[Supplied data start]

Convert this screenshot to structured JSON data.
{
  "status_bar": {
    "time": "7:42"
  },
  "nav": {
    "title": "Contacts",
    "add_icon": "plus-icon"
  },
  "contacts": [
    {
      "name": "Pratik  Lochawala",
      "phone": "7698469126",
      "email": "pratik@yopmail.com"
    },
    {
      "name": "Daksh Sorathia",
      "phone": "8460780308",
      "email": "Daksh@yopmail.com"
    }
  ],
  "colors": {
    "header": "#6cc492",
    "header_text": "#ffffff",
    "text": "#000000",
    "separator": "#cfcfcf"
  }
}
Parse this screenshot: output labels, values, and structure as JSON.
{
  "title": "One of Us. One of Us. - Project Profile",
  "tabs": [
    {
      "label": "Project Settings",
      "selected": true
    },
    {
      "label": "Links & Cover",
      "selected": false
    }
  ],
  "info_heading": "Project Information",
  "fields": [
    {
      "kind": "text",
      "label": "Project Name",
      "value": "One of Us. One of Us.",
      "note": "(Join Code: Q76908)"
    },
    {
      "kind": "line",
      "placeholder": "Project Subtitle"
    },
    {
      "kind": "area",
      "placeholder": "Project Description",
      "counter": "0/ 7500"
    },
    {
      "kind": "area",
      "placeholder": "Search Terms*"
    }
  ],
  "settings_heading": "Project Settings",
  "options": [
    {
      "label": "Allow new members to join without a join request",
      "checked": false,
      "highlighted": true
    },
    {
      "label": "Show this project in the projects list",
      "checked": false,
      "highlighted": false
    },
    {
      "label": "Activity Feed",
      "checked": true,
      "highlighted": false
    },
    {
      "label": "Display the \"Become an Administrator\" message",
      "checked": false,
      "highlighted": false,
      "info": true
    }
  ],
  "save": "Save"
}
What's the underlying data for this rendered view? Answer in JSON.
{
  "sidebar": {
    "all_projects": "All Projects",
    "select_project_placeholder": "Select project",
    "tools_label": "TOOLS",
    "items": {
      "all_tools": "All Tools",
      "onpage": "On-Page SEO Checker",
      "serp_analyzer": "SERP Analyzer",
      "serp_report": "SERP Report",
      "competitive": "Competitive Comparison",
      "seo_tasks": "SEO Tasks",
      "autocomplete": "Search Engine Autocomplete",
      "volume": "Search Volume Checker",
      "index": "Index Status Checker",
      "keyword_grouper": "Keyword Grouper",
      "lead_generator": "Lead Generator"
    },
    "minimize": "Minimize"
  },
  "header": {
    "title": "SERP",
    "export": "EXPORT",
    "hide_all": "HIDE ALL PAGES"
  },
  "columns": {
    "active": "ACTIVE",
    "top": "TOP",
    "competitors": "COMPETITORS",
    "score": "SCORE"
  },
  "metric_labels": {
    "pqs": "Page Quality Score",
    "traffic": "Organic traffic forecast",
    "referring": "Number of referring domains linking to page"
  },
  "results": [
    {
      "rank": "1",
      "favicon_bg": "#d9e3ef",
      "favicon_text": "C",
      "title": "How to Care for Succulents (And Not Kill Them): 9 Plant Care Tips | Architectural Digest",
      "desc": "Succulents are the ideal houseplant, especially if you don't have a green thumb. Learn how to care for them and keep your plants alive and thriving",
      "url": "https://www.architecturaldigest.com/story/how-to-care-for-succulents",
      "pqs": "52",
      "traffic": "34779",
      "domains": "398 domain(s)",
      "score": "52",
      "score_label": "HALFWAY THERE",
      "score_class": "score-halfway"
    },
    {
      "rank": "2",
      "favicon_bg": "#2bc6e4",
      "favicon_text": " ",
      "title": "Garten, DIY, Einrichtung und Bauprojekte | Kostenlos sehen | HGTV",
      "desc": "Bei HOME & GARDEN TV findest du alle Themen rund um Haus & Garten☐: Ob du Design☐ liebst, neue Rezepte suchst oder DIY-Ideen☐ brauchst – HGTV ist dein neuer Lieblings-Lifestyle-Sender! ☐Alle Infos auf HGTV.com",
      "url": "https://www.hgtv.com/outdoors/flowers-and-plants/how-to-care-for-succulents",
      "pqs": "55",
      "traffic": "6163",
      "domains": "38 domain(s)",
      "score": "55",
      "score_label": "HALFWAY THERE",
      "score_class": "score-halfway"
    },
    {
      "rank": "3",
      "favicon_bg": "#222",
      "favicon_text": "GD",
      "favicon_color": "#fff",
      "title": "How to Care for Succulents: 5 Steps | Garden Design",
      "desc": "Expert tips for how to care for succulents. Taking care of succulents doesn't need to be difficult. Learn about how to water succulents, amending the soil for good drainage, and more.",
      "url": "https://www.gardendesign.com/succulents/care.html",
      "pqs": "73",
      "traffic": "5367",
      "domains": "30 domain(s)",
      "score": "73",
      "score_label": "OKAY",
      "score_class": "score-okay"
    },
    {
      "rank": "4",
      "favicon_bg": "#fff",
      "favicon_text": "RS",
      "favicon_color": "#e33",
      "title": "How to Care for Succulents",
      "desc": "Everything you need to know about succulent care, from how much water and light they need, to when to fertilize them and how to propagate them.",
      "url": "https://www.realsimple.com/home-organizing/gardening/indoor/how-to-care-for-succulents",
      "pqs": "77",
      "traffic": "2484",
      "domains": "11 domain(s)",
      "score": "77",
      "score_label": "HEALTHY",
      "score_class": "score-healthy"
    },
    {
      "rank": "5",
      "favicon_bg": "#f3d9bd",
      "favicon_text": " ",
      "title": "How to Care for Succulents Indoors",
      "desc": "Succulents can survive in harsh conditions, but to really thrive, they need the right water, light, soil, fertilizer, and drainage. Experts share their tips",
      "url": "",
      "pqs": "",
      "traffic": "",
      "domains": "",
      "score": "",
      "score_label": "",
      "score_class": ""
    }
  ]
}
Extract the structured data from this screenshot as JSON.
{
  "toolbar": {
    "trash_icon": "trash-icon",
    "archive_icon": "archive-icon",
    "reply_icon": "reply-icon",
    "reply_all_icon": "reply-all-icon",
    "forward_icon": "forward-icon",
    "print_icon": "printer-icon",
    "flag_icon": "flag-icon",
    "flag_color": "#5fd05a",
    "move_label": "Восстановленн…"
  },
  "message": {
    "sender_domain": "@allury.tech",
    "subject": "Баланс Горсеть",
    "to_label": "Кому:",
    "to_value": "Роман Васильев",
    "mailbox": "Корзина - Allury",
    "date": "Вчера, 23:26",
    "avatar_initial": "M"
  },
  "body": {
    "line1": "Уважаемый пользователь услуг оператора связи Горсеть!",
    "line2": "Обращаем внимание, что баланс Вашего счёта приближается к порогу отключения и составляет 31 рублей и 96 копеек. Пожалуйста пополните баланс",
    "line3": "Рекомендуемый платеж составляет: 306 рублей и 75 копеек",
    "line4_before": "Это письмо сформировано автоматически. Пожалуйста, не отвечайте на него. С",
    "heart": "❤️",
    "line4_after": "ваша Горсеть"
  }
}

[Supplied data end]

* [Problem]: Quote each line of the data above exactly as written.

* [Answer to this exercise]:
Convert this screenshot to structured JSON data.
{
  "status_bar": {
    "time": "7:42"
  },
  "nav": {
    "title": "Contacts",
    "add_icon": "plus-icon"
  },
  "contacts": [
    {
      "name": "Pratik  Lochawala",
      "phone": "7698469126",
      "email": "pratik@yopmail.com"
    },
    {
      "name": "Daksh Sorathia",
      "phone": "8460780308",
      "email": "Daksh@yopmail.com"
    }
  ],
  "colors": {
    "header": "#6cc492",
    "header_text": "#ffffff",
    "text": "#000000",
    "separator": "#cfcfcf"
  }
}
Parse this screenshot: output labels, values, and structure as JSON.
{
  "title": "One of Us. One of Us. - Project Profile",
  "tabs": [
    {
      "label": "Project Settings",
      "selected": true
    },
    {
      "label": "Links & Cover",
      "selected": false
    }
  ],
  "info_heading": "Project Information",
  "fields": [
    {
      "kind": "text",
      "label": "Project Name",
      "value": "One of Us. One of Us.",
      "note": "(Join Code: Q76908)"
    },
    {
      "kind": "line",
      "placeholder": "Project Subtitle"
    },
    {
      "kind": "area",
      "placeholder": "Project Description",
      "counter": "0/ 7500"
    },
    {
      "kind": "area",
      "placeholder": "Search Terms*"
    }
  ],
  "settings_heading": "Project Settings",
  "options": [
    {
      "label": "Allow new members to join without a join request",
      "checked": false,
      "highlighted": true
    },
    {
      "label": "Show this project in the projects list",
      "checked": false,
      "highlighted": false
    },
    {
      "label": "Activity Feed",
      "checked": true,
      "highlighted": false
    },
    {
      "label": "Display the \"Become an Administrator\" message",
      "checked": false,
      "highlighted": false,
      "info": true
    }
  ],
  "save": "Save"
}
What's the underlying data for this rendered view? Answer in JSON.
{
  "sidebar": {
    "all_projects": "All Projects",
    "select_project_placeholder": "Select project",
    "tools_label": "TOOLS",
    "items": {
      "all_tools": "All Tools",
      "onpage": "On-Page SEO Checker",
      "serp_analyzer": "SERP Analyzer",
      "serp_report": "SERP Report",
      "competitive": "Competitive Comparison",
      "seo_tasks": "SEO Tasks",
      "autocomplete": "Search Engine Autocomplete",
      "volume": "Search Volume Checker",
      "index": "Index Status Checker",
      "keyword_grouper": "Keyword Grouper",
      "lead_generator": "Lead Generator"
    },
    "minimize": "Minimize"
  },
  "header": {
    "title": "SERP",
    "export": "EXPORT",
    "hide_all": "HIDE ALL PAGES"
  },
  "columns": {
    "active": "ACTIVE",
    "top": "TOP",
    "competitors": "COMPETITORS",
    "score": "SCORE"
  },
  "metric_labels": {
    "pqs": "Page Quality Score",
    "traffic": "Organic traffic forecast",
    "referring": "Number of referring domains linking to page"
  },
  "results": [
    {
      "rank": "1",
      "favicon_bg": "#d9e3ef",
      "favicon_text": "C",
      "title": "How to Care for Succulents (And Not Kill Them): 9 Plant Care Tips | Architectural Digest",
      "desc": "Succulents are the ideal houseplant, especially if you don't have a green thumb. Learn how to care for them and keep your plants alive and thriving",
      "url": "https://www.architecturaldigest.com/story/how-to-care-for-succulents",
      "pqs": "52",
      "traffic": "34779",
      "domains": "398 domain(s)",
      "score": "52",
      "score_label": "HALFWAY THERE",
      "score_class": "score-halfway"
    },
    {
      "rank": "2",
      "favicon_bg": "#2bc6e4",
      "favicon_text": " ",
      "title": "Garten, DIY, Einrichtung und Bauprojekte | Kostenlos sehen | HGTV",
      "desc": "Bei HOME & GARDEN TV findest du alle Themen rund um Haus & Garten☐: Ob du Design☐ liebst, neue Rezepte suchst oder DIY-Ideen☐ brauchst – HGTV ist dein neuer Lieblings-Lifestyle-Sender! ☐Alle Infos auf HGTV.com",
      "url": "https://www.hgtv.com/outdoors/flowers-and-plants/how-to-care-for-succulents",
      "pqs": "55",
      "traffic": "6163",
      "domains": "38 domain(s)",
      "score": "55",
      "score_label": "HALFWAY THERE",
      "score_class": "score-halfway"
    },
    {
      "rank": "3",
      "favicon_bg": "#222",
      "favicon_text": "GD",
      "favicon_color": "#fff",
      "title": "How to Care for Succulents: 5 Steps | Garden Design",
      "desc": "Expert tips for how to care for succulents. Taking care of succulents doesn't need to be difficult. Learn about how to water succulents, amending the soil for good drainage, and more.",
      "url": "https://www.gardendesign.com/succulents/care.html",
      "pqs": "73",
      "traffic": "5367",
      "domains": "30 domain(s)",
      "score": "73",
      "score_label": "OKAY",
      "score_class": "score-okay"
    },
    {
      "rank": "4",
      "favicon_bg": "#fff",
      "favicon_text": "RS",
      "favicon_color": "#e33",
      "title": "How to Care for Succulents",
      "desc": "Everything you need to know about succulent care, from how much water and light they need, to when to fertilize them and how to propagate them.",
      "url": "https://www.realsimple.com/home-organizing/gardening/indoor/how-to-care-for-succulents",
      "pqs": "77",
      "traffic": "2484",
      "domains": "11 domain(s)",
      "score": "77",
      "score_label": "HEALTHY",
      "score_class": "score-healthy"
    },
    {
      "rank": "5",
      "favicon_bg": "#f3d9bd",
      "favicon_text": " ",
      "title": "How to Care for Succulents Indoors",
      "desc": "Succulents can survive in harsh conditions, but to really thrive, they need the right water, light, soil, fertilizer, and drainage. Experts share their tips",
      "url": "",
      "pqs": "",
      "traffic": "",
      "domains": "",
      "score": "",
      "score_label": "",
      "score_class": ""
    }
  ]
}
Extract the structured data from this screenshot as JSON.
{
  "toolbar": {
    "trash_icon": "trash-icon",
    "archive_icon": "archive-icon",
    "reply_icon": "reply-icon",
    "reply_all_icon": "reply-all-icon",
    "forward_icon": "forward-icon",
    "print_icon": "printer-icon",
    "flag_icon": "flag-icon",
    "flag_color": "#5fd05a",
    "move_label": "Восстановленн…"
  },
  "message": {
    "sender_domain": "@allury.tech",
    "subject": "Баланс Горсеть",
    "to_label": "Кому:",
    "to_value": "Роман Васильев",
    "mailbox": "Корзина - Allury",
    "date": "Вчера, 23:26",
    "avatar_initial": "M"
  },
  "body": {
    "line1": "Уважаемый пользователь услуг оператора связи Горсеть!",
    "line2": "Обращаем внимание, что баланс Вашего счёта приближается к порогу отключения и составляет 31 рублей и 96 копеек. Пожалуйста пополните баланс",
    "line3": "Рекомендуемый платеж составляет: 306 рублей и 75 копеек",
    "line4_before": "Это письмо сформировано автоматически. Пожалуйста, не отвечайте на него. С",
    "heart": "❤️",
    "line4_after": "ваша Горсеть"
  }
}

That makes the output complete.